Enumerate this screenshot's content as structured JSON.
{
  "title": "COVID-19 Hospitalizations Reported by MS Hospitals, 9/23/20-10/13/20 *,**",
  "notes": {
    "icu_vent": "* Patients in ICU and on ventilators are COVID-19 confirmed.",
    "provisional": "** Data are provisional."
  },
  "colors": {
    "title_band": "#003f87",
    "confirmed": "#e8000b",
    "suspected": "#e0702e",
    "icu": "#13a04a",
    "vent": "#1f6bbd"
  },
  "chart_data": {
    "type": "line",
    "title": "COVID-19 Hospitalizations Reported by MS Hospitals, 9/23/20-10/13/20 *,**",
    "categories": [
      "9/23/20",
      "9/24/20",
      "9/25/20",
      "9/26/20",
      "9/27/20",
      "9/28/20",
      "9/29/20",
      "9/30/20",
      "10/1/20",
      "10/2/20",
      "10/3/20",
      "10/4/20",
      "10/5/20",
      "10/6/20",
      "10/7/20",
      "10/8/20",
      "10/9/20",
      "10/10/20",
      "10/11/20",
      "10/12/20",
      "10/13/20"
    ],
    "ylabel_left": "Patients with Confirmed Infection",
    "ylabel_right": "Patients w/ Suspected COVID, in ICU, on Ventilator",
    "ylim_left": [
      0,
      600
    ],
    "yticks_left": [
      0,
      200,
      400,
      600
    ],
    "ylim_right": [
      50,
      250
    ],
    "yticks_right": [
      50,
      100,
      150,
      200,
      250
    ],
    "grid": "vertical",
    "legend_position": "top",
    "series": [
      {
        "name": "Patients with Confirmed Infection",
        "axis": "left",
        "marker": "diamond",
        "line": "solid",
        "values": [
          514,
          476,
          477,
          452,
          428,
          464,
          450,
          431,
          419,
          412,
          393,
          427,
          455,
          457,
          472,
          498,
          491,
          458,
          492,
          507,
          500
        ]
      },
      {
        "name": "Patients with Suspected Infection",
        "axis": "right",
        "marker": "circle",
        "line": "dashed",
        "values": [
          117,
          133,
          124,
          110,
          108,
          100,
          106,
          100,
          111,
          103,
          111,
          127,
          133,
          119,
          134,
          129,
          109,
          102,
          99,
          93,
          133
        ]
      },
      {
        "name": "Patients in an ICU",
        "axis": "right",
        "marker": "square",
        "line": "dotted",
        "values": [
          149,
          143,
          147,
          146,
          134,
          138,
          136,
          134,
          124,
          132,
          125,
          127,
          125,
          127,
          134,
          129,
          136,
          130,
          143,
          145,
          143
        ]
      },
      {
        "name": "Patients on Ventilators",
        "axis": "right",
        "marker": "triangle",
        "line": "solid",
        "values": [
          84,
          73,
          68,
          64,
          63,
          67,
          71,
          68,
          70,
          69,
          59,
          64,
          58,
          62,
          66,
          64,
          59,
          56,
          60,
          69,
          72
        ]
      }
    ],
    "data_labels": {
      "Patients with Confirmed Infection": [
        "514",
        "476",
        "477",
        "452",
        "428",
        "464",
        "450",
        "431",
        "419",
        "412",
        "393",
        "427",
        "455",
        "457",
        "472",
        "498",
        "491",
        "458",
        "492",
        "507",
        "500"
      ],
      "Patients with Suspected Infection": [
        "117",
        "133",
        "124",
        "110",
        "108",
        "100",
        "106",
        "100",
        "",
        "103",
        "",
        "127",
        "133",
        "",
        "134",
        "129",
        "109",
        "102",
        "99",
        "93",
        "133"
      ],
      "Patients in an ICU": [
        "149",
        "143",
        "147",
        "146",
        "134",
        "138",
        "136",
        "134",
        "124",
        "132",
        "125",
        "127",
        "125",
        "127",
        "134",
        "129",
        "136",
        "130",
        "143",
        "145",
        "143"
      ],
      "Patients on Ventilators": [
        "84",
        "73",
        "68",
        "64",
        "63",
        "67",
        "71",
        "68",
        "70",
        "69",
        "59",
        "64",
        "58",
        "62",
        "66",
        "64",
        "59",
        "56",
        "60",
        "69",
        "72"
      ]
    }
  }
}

========

_WHAT THIS TASK INVOLVES_. Scan the material line by line and report each one that contains "Reported".

_EXERCISE RESPONSE_.
  "title": "COVID-19 Hospitalizations Reported by MS Hospitals, 9/23/20-10/13/20 *,**",
    "title": "COVID-19 Hospitalizations Reported by MS Hospitals, 9/23/20-10/13/20 *,**",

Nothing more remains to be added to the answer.